(Entries taken from a collection)
⟨

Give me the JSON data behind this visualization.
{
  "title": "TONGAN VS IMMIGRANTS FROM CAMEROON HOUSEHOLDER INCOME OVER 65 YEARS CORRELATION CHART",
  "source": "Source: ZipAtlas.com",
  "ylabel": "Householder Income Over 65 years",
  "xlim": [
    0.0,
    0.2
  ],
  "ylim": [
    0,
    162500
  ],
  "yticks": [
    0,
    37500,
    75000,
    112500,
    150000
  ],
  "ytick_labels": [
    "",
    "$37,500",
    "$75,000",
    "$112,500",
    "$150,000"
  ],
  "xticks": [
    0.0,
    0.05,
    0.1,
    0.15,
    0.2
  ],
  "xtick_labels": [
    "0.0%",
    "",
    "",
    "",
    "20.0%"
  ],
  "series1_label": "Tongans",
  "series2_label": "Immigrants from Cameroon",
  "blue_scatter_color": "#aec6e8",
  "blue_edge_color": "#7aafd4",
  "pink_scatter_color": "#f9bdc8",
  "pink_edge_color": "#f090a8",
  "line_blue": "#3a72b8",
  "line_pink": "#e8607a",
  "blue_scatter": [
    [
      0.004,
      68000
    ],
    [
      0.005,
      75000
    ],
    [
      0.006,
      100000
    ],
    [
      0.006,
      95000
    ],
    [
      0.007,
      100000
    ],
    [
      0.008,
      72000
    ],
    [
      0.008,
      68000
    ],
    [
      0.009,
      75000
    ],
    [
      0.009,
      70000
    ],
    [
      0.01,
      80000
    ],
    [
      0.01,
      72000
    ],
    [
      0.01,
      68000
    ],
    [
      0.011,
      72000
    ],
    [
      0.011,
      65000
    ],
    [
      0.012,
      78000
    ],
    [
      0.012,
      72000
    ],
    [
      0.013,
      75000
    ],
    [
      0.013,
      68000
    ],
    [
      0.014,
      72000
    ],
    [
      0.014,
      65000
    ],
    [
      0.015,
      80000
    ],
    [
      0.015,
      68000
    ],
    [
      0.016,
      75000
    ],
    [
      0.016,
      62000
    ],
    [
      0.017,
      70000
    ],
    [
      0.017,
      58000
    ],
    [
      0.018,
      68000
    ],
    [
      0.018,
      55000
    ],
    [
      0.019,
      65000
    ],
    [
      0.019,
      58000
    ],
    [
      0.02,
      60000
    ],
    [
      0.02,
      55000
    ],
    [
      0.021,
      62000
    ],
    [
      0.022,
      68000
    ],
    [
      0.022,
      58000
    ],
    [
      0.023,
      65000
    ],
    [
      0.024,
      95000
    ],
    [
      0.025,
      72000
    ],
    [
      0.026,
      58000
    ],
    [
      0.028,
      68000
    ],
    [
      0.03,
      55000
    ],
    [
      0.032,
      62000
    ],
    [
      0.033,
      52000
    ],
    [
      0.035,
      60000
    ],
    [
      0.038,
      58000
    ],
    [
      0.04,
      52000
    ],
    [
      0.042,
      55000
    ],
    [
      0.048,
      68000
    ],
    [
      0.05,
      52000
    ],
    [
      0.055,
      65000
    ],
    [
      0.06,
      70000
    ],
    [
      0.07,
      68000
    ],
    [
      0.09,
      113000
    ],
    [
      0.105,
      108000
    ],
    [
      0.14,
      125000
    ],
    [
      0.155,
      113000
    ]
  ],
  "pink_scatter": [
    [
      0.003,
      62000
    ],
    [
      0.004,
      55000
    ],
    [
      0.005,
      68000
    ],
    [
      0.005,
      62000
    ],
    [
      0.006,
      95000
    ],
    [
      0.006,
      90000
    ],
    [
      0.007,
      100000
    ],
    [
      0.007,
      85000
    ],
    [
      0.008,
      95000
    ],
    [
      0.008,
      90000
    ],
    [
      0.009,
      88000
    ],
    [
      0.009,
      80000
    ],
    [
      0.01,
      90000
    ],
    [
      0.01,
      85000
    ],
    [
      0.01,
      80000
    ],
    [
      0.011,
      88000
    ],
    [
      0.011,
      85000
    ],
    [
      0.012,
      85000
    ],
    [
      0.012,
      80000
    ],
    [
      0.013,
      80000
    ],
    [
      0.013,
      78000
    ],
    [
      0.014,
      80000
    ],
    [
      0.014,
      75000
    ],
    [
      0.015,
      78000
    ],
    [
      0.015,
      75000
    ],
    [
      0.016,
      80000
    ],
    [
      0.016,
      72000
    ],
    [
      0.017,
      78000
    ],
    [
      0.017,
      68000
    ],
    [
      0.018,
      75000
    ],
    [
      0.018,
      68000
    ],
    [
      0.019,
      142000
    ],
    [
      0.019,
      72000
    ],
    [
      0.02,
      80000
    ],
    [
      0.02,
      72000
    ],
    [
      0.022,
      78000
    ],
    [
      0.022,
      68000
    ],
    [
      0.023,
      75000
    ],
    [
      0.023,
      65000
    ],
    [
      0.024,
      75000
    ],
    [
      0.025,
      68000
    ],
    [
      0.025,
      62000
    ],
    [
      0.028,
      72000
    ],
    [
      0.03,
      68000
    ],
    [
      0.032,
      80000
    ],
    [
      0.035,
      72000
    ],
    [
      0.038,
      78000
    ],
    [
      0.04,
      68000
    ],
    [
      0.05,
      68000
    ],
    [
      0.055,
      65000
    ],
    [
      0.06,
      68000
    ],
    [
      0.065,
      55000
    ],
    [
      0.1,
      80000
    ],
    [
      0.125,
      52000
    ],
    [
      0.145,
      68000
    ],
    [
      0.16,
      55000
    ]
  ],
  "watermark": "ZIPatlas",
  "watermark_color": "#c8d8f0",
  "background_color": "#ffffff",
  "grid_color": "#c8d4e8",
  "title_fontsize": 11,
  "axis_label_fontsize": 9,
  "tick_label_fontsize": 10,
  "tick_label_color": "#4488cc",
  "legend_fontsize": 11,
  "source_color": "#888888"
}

⟩

Can you give every line above again, exactly as written?

Give me the JSON data behind this visualization.
{
  "title": "TONGAN VS IMMIGRANTS FROM CAMEROON HOUSEHOLDER INCOME OVER 65 YEARS CORRELATION CHART",
  "source": "Source: ZipAtlas.com",
  "ylabel": "Householder Income Over 65 years",
  "xlim": [
    0.0,
    0.2
  ],
  "ylim": [
    0,
    162500
  ],
  "yticks": [
    0,
    37500,
    75000,
    112500,
    150000
  ],
  "ytick_labels": [
    "",
    "$37,500",
    "$75,000",
    "$112,500",
    "$150,000"
  ],
  "xticks": [
    0.0,
    0.05,
    0.1,
    0.15,
    0.2
  ],
  "xtick_labels": [
    "0.0%",
    "",
    "",
    "",
    "20.0%"
  ],
  "series1_label": "Tongans",
  "series2_label": "Immigrants from Cameroon",
  "blue_scatter_color": "#aec6e8",
  "blue_edge_color": "#7aafd4",
  "pink_scatter_color": "#f9bdc8",
  "pink_edge_color": "#f090a8",
  "line_blue": "#3a72b8",
  "line_pink": "#e8607a",
  "blue_scatter": [
    [
      0.004,
      68000
    ],
    [
      0.005,
      75000
    ],
    [
      0.006,
      100000
    ],
    [
      0.006,
      95000
    ],
    [
      0.007,
      100000
    ],
    [
      0.008,
      72000
    ],
    [
      0.008,
      68000
    ],
    [
      0.009,
      75000
    ],
    [
      0.009,
      70000
    ],
    [
      0.01,
      80000
    ],
    [
      0.01,
      72000
    ],
    [
      0.01,
      68000
    ],
    [
      0.011,
      72000
    ],
    [
      0.011,
      65000
    ],
    [
      0.012,
      78000
    ],
    [
      0.012,
      72000
    ],
    [
      0.013,
      75000
    ],
    [
      0.013,
      68000
    ],
    [
      0.014,
      72000
    ],
    [
      0.014,
      65000
    ],
    [
      0.015,
      80000
    ],
    [
      0.015,
      68000
    ],
    [
      0.016,
      75000
    ],
    [
      0.016,
      62000
    ],
    [
      0.017,
      70000
    ],
    [
      0.017,
      58000
    ],
    [
      0.018,
      68000
    ],
    [
      0.018,
      55000
    ],
    [
      0.019,
      65000
    ],
    [
      0.019,
      58000
    ],
    [
      0.02,
      60000
    ],
    [
      0.02,
      55000
    ],
    [
      0.021,
      62000
    ],
    [
      0.022,
      68000
    ],
    [
      0.022,
      58000
    ],
    [
      0.023,
      65000
    ],
    [
      0.024,
      95000
    ],
    [
      0.025,
      72000
    ],
    [
      0.026,
      58000
    ],
    [
      0.028,
      68000
    ],
    [
      0.03,
      55000
    ],
    [
      0.032,
      62000
    ],
    [
      0.033,
      52000
    ],
    [
      0.035,
      60000
    ],
    [
      0.038,
      58000
    ],
    [
      0.04,
      52000
    ],
    [
      0.042,
      55000
    ],
    [
      0.048,
      68000
    ],
    [
      0.05,
      52000
    ],
    [
      0.055,
      65000
    ],
    [
      0.06,
      70000
    ],
    [
      0.07,
      68000
    ],
    [
      0.09,
      113000
    ],
    [
      0.105,
      108000
    ],
    [
      0.14,
      125000
    ],
    [
      0.155,
      113000
    ]
  ],
  "pink_scatter": [
    [
      0.003,
      62000
    ],
    [
      0.004,
      55000
    ],
    [
      0.005,
      68000
    ],
    [
      0.005,
      62000
    ],
    [
      0.006,
      95000
    ],
    [
      0.006,
      90000
    ],
    [
      0.007,
      100000
    ],
    [
      0.007,
      85000
    ],
    [
      0.008,
      95000
    ],
    [
      0.008,
      90000
    ],
    [
      0.009,
      88000
    ],
    [
      0.009,
      80000
    ],
    [
      0.01,
      90000
    ],
    [
      0.01,
      85000
    ],
    [
      0.01,
      80000
    ],
    [
      0.011,
      88000
    ],
    [
      0.011,
      85000
    ],
    [
      0.012,
      85000
    ],
    [
      0.012,
      80000
    ],
    [
      0.013,
      80000
    ],
    [
      0.013,
      78000
    ],
    [
      0.014,
      80000
    ],
    [
      0.014,
      75000
    ],
    [
      0.015,
      78000
    ],
    [
      0.015,
      75000
    ],
    [
      0.016,
      80000
    ],
    [
      0.016,
      72000
    ],
    [
      0.017,
      78000
    ],
    [
      0.017,
      68000
    ],
    [
      0.018,
      75000
    ],
    [
      0.018,
      68000
    ],
    [
      0.019,
      142000
    ],
    [
      0.019,
      72000
    ],
    [
      0.02,
      80000
    ],
    [
      0.02,
      72000
    ],
    [
      0.022,
      78000
    ],
    [
      0.022,
      68000
    ],
    [
      0.023,
      75000
    ],
    [
      0.023,
      65000
    ],
    [
      0.024,
      75000
    ],
    [
      0.025,
      68000
    ],
    [
      0.025,
      62000
    ],
    [
      0.028,
      72000
    ],
    [
      0.03,
      68000
    ],
    [
      0.032,
      80000
    ],
    [
      0.035,
      72000
    ],
    [
      0.038,
      78000
    ],
    [
      0.04,
      68000
    ],
    [
      0.05,
      68000
    ],
    [
      0.055,
      65000
    ],
    [
      0.06,
      68000
    ],
    [
      0.065,
      55000
    ],
    [
      0.1,
      80000
    ],
    [
      0.125,
      52000
    ],
    [
      0.145,
      68000
    ],
    [
      0.16,
      55000
    ]
  ],
  "watermark": "ZIPatlas",
  "watermark_color": "#c8d8f0",
  "background_color": "#ffffff",
  "grid_color": "#c8d4e8",
  "title_fontsize": 11,
  "axis_label_fontsize": 9,
  "tick_label_fontsize": 10,
  "tick_label_color": "#4488cc",
  "legend_fontsize": 11,
  "source_color": "#888888"
}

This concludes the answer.